━━ Task inputs ━━

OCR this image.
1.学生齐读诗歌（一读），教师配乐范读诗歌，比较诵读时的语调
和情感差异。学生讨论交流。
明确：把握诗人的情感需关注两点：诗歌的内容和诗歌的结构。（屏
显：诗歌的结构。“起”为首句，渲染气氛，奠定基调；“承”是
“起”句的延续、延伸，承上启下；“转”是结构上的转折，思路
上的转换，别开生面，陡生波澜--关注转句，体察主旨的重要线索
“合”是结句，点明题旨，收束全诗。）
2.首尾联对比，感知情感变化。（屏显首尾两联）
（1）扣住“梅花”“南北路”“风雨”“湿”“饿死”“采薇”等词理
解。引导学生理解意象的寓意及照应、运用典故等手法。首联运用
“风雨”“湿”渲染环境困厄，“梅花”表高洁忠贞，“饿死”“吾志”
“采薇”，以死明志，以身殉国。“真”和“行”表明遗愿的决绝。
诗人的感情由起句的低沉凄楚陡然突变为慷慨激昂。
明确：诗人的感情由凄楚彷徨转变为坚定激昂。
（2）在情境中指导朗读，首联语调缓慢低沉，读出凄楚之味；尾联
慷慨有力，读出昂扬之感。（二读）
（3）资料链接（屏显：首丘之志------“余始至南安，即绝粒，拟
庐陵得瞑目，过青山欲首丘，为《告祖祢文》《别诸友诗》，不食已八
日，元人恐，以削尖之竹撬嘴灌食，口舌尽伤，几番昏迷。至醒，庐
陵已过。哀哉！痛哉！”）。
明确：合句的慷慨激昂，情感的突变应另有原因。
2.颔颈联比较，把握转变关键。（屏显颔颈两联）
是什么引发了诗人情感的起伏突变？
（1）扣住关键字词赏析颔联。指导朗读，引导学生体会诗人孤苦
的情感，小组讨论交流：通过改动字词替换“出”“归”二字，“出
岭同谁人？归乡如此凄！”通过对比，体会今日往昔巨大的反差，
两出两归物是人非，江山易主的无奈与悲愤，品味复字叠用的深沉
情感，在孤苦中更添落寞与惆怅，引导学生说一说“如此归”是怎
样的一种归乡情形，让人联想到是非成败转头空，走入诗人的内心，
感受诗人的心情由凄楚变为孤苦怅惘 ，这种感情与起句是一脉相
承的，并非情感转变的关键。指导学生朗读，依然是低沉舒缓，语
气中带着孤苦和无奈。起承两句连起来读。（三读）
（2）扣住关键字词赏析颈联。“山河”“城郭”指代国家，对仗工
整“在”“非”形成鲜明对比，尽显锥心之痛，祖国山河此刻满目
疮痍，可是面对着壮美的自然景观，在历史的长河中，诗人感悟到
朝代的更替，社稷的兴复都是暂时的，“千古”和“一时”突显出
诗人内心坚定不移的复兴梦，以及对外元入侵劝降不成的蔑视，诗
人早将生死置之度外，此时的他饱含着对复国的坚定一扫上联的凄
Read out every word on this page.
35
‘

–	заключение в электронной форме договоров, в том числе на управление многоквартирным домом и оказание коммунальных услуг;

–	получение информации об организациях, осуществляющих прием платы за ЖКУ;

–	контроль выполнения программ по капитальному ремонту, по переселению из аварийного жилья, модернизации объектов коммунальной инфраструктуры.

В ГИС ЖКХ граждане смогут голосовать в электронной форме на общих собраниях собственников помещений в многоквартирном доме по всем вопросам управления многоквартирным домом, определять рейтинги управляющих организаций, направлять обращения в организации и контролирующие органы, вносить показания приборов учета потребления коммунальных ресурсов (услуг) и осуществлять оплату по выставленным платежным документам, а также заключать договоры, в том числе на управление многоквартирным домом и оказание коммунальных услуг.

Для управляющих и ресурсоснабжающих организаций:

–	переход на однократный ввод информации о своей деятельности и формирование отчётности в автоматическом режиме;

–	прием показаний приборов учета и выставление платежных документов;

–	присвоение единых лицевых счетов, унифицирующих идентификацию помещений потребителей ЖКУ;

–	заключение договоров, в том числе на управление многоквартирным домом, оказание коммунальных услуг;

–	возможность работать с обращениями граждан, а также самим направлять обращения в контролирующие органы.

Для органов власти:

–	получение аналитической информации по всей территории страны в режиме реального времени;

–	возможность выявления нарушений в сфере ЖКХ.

━━━

> **Exercise objective**: Pull every line containing the word "договоров" out of the material and copy it.

> **Solution below**:
–	заключение в электронной форме договоров, в том числе на управление многоквартирным домом и оказание коммунальных услуг;
–	заключение договоров, в том числе на управление многоквартирным домом, оказание коммунальных услуг;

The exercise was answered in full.